* Problem details
Please find all lines in the data that hold the string "事前请假的扣" and copy them.

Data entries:
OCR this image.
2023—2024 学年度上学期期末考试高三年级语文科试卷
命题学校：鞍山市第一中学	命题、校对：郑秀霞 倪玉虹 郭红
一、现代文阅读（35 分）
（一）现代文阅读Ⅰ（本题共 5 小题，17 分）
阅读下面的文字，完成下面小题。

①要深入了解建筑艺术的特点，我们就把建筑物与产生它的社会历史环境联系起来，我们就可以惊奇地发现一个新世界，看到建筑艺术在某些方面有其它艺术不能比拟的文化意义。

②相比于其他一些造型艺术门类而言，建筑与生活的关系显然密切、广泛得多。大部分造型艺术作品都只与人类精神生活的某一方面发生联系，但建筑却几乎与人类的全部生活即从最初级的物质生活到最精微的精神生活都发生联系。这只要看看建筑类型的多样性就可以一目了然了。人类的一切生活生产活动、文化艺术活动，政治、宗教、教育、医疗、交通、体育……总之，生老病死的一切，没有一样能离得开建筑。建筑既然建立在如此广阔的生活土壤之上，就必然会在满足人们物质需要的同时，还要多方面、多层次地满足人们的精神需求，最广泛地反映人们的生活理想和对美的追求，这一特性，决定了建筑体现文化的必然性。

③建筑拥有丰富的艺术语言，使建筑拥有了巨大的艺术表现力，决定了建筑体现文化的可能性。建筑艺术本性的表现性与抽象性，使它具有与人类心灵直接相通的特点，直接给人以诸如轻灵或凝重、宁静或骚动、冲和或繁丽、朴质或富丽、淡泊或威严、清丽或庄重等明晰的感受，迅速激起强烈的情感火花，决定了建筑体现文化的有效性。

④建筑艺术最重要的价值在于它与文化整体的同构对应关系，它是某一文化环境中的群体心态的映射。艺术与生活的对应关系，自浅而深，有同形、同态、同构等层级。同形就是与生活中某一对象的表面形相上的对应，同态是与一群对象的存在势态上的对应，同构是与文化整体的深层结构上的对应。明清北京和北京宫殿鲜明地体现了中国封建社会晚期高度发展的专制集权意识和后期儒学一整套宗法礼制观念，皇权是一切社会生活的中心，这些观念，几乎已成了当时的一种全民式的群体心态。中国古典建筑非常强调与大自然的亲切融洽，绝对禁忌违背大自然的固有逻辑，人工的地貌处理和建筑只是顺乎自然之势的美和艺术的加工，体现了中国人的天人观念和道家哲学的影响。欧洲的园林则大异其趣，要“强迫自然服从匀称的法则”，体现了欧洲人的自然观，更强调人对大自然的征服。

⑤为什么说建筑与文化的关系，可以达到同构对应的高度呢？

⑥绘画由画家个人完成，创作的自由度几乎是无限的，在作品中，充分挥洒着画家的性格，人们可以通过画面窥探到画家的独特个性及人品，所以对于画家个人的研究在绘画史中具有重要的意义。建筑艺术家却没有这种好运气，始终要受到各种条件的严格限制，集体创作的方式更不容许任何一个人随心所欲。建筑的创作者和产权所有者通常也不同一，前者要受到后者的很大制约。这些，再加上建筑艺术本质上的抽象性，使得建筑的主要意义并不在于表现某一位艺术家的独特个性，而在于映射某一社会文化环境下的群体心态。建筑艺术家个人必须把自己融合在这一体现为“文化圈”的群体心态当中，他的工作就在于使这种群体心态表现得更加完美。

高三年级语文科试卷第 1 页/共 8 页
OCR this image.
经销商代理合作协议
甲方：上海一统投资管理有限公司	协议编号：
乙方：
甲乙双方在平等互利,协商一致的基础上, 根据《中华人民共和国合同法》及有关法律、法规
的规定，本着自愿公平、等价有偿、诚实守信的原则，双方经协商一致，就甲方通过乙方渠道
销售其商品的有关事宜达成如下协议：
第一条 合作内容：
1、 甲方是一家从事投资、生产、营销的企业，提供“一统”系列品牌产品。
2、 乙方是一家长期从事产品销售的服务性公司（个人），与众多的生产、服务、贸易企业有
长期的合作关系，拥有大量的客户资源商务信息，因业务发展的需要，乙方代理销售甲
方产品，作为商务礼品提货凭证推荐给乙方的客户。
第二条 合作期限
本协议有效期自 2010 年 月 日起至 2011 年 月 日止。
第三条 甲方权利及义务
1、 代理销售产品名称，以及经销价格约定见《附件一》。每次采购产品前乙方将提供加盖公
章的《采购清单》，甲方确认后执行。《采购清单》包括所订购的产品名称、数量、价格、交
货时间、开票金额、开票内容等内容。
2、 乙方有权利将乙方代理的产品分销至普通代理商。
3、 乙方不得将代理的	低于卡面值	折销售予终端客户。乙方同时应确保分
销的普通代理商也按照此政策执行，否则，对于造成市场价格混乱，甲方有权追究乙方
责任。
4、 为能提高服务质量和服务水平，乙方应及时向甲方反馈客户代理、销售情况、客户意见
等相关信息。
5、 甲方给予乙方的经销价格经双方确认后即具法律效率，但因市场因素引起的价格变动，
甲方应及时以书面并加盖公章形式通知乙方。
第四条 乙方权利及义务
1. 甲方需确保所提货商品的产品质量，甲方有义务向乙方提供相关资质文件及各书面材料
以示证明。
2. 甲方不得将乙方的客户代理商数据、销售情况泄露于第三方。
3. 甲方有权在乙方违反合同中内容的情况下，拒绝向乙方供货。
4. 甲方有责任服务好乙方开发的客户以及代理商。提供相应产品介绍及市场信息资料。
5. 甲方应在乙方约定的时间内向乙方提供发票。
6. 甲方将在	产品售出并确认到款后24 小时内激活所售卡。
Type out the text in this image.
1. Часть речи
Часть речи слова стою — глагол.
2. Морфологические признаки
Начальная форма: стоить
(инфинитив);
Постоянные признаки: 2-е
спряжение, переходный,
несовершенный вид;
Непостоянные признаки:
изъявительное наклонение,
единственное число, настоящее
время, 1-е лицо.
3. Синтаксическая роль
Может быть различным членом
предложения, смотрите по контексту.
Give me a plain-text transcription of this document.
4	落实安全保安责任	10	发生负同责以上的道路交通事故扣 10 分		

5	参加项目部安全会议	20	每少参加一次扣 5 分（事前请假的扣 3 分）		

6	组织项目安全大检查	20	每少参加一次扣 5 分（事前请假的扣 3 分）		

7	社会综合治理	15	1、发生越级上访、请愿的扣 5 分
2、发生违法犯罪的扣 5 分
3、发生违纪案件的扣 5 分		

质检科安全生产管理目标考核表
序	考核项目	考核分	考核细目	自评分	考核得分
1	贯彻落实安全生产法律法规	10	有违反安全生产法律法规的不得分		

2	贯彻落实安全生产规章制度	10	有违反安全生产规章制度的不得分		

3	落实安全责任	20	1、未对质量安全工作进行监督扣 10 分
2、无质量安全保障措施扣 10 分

* Output
5	参加项目部安全会议	20	每少参加一次扣 5 分（事前请假的扣 3 分）		
6	组织项目安全大检查	20	每少参加一次扣 5 分（事前请假的扣 3 分）		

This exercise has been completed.